[GIVEN TASK]
Write out the whole listing again, exactly.

[INPUT DATA]
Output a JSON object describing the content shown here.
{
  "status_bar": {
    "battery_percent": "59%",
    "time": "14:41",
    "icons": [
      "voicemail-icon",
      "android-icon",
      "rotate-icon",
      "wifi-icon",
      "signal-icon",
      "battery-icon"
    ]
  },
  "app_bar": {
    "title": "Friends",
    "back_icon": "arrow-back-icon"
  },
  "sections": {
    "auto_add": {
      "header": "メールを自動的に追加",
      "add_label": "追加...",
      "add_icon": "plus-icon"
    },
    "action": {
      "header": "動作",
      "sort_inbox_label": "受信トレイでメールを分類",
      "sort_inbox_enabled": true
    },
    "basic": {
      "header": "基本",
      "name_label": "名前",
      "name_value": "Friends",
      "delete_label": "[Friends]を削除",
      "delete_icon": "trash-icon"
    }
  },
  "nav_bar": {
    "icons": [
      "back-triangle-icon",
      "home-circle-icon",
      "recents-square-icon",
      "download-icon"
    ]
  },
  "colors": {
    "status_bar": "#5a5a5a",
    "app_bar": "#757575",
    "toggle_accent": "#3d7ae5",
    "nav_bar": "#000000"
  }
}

[TASK RESULT]
Output a JSON object describing the content shown here.
{
  "status_bar": {
    "battery_percent": "59%",
    "time": "14:41",
    "icons": [
      "voicemail-icon",
      "android-icon",
      "rotate-icon",
      "wifi-icon",
      "signal-icon",
      "battery-icon"
    ]
  },
  "app_bar": {
    "title": "Friends",
    "back_icon": "arrow-back-icon"
  },
  "sections": {
    "auto_add": {
      "header": "メールを自動的に追加",
      "add_label": "追加...",
      "add_icon": "plus-icon"
    },
    "action": {
      "header": "動作",
      "sort_inbox_label": "受信トレイでメールを分類",
      "sort_inbox_enabled": true
    },
    "basic": {
      "header": "基本",
      "name_label": "名前",
      "name_value": "Friends",
      "delete_label": "[Friends]を削除",
      "delete_icon": "trash-icon"
    }
  },
  "nav_bar": {
    "icons": [
      "back-triangle-icon",
      "home-circle-icon",
      "recents-square-icon",
      "download-icon"
    ]
  },
  "colors": {
    "status_bar": "#5a5a5a",
    "app_bar": "#757575",
    "toggle_accent": "#3d7ae5",
    "nav_bar": "#000000"
  }
}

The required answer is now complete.